## YOUR TASK
Retype all the records with nothing changed.

_ _ _ _

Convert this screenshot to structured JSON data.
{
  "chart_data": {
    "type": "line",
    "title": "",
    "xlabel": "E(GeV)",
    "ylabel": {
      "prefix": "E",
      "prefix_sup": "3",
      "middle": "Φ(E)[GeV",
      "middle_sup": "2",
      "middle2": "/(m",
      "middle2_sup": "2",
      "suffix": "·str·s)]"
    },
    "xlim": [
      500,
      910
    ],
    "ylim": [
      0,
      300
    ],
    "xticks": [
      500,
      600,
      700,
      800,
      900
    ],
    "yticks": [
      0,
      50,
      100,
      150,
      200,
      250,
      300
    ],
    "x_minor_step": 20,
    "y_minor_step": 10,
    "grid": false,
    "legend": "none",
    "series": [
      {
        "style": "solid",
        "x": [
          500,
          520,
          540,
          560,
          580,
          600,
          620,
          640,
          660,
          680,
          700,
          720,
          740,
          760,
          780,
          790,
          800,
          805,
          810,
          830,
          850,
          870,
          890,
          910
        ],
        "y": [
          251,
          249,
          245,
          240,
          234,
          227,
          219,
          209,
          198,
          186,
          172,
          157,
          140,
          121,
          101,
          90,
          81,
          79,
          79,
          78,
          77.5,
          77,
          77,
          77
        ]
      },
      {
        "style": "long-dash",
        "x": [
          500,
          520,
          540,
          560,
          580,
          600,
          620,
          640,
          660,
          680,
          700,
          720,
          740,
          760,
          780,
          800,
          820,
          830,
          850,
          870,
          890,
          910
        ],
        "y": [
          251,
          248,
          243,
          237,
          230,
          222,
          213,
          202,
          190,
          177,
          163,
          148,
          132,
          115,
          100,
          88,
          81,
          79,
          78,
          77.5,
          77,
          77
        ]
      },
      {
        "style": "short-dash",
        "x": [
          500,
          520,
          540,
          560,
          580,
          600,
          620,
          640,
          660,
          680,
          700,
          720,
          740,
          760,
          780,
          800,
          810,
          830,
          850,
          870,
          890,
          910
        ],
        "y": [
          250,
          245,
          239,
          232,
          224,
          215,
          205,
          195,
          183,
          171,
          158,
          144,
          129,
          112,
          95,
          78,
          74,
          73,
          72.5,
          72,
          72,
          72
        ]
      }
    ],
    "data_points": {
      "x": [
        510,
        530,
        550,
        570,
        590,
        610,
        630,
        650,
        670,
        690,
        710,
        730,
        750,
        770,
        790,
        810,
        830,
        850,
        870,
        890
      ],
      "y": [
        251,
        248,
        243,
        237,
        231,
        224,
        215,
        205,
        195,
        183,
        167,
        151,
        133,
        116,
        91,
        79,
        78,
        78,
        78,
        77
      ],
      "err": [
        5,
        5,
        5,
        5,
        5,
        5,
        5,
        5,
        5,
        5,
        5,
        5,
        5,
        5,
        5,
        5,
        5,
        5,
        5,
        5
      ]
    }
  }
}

_ _ _ _

## RESULT FOR THIS EXERCISE
Convert this screenshot to structured JSON data.
{
  "chart_data": {
    "type": "line",
    "title": "",
    "xlabel": "E(GeV)",
    "ylabel": {
      "prefix": "E",
      "prefix_sup": "3",
      "middle": "Φ(E)[GeV",
      "middle_sup": "2",
      "middle2": "/(m",
      "middle2_sup": "2",
      "suffix": "·str·s)]"
    },
    "xlim": [
      500,
      910
    ],
    "ylim": [
      0,
      300
    ],
    "xticks": [
      500,
      600,
      700,
      800,
      900
    ],
    "yticks": [
      0,
      50,
      100,
      150,
      200,
      250,
      300
    ],
    "x_minor_step": 20,
    "y_minor_step": 10,
    "grid": false,
    "legend": "none",
    "series": [
      {
        "style": "solid",
        "x": [
          500,
          520,
          540,
          560,
          580,
          600,
          620,
          640,
          660,
          680,
          700,
          720,
          740,
          760,
          780,
          790,
          800,
          805,
          810,
          830,
          850,
          870,
          890,
          910
        ],
        "y": [
          251,
          249,
          245,
          240,
          234,
          227,
          219,
          209,
          198,
          186,
          172,
          157,
          140,
          121,
          101,
          90,
          81,
          79,
          79,
          78,
          77.5,
          77,
          77,
          77
        ]
      },
      {
        "style": "long-dash",
        "x": [
          500,
          520,
          540,
          560,
          580,
          600,
          620,
          640,
          660,
          680,
          700,
          720,
          740,
          760,
          780,
          800,
          820,
          830,
          850,
          870,
          890,
          910
        ],
        "y": [
          251,
          248,
          243,
          237,
          230,
          222,
          213,
          202,
          190,
          177,
          163,
          148,
          132,
          115,
          100,
          88,
          81,
          79,
          78,
          77.5,
          77,
          77
        ]
      },
      {
        "style": "short-dash",
        "x": [
          500,
          520,
          540,
          560,
          580,
          600,
          620,
          640,
          660,
          680,
          700,
          720,
          740,
          760,
          780,
          800,
          810,
          830,
          850,
          870,
          890,
          910
        ],
        "y": [
          250,
          245,
          239,
          232,
          224,
          215,
          205,
          195,
          183,
          171,
          158,
          144,
          129,
          112,
          95,
          78,
          74,
          73,
          72.5,
          72,
          72,
          72
        ]
      }
    ],
    "data_points": {
      "x": [
        510,
        530,
        550,
        570,
        590,
        610,
        630,
        650,
        670,
        690,
        710,
        730,
        750,
        770,
        790,
        810,
        830,
        850,
        870,
        890
      ],
      "y": [
        251,
        248,
        243,
        237,
        231,
        224,
        215,
        205,
        195,
        183,
        167,
        151,
        133,
        116,
        91,
        79,
        78,
        78,
        78,
        77
      ],
      "err": [
        5,
        5,
        5,
        5,
        5,
        5,
        5,
        5,
        5,
        5,
        5,
        5,
        5,
        5,
        5,
        5,
        5,
        5,
        5,
        5
      ]
    }
  }
}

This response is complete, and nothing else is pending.